[Stored entries]

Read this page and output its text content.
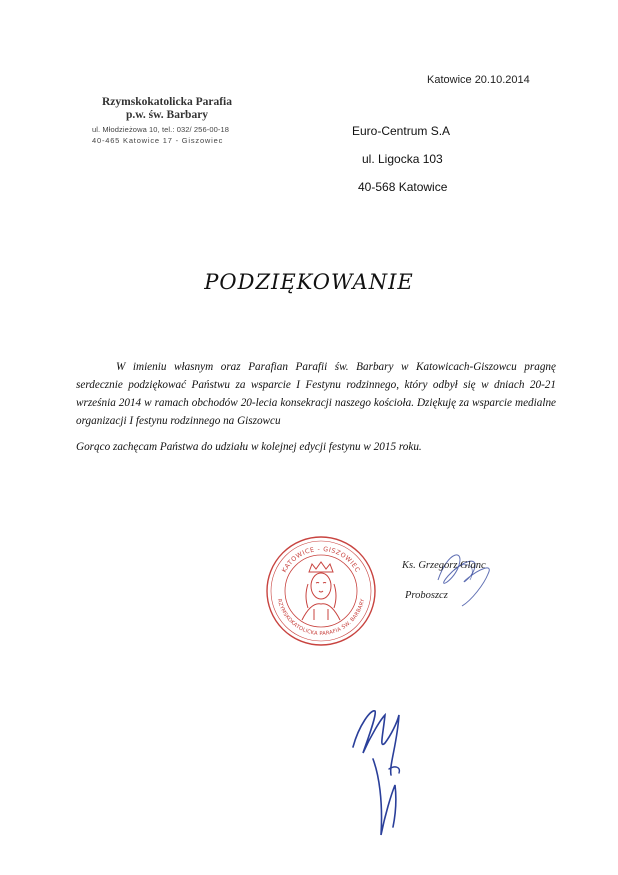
Katowice 20.10.2014
Rzymskokatolicka Parafia
p.w. św. Barbary
ul. Młodzieżowa 10, tel.: 032/ 256-00-18
40-465 Katowice 17 - Giszowiec
Euro-Centrum S.A
ul. Ligocka 103
40-568 Katowice
PODZIĘKOWANIE

W imieniu własnym oraz Parafian Parafii św. Barbary w Katowicach-Giszowcu pragnę serdecznie podziękować Państwu za wsparcie I Festynu rodzinnego, który odbył się w dniach 20-21 września 2014 w ramach obchodów 20-lecia konsekracji naszego kościoła. Dziękuję za wsparcie medialne organizacji I festynu rodzinnego na Giszowcu

Gorąco zachęcam Państwa do udziału w kolejnej edycji festynu w 2015 roku.

KATOWICE - GISZOWIEC
RZYMSKOKATOLICKA PARAFIA ŚW. BARBARY
Ks. Grzegorz Glanc
Proboszcz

Aim >> Repeat each entry exactly. Pictures do not belong in the copy.

Exercise result >>
Read this page and output its text content.
Katowice 20.10.2014
Rzymskokatolicka Parafia
p.w. św. Barbary
ul. Młodzieżowa 10, tel.: 032/ 256-00-18
40-465 Katowice 17 - Giszowiec
Euro-Centrum S.A
ul. Ligocka 103
40-568 Katowice
PODZIĘKOWANIE

W imieniu własnym oraz Parafian Parafii św. Barbary w Katowicach-Giszowcu pragnę serdecznie podziękować Państwu za wsparcie I Festynu rodzinnego, który odbył się w dniach 20-21 września 2014 w ramach obchodów 20-lecia konsekracji naszego kościoła. Dziękuję za wsparcie medialne organizacji I festynu rodzinnego na Giszowcu

Gorąco zachęcam Państwa do udziału w kolejnej edycji festynu w 2015 roku.

KATOWICE - GISZOWIEC
RZYMSKOKATOLICKA PARAFIA ŚW. BARBARY
Ks. Grzegorz Glanc
Proboszcz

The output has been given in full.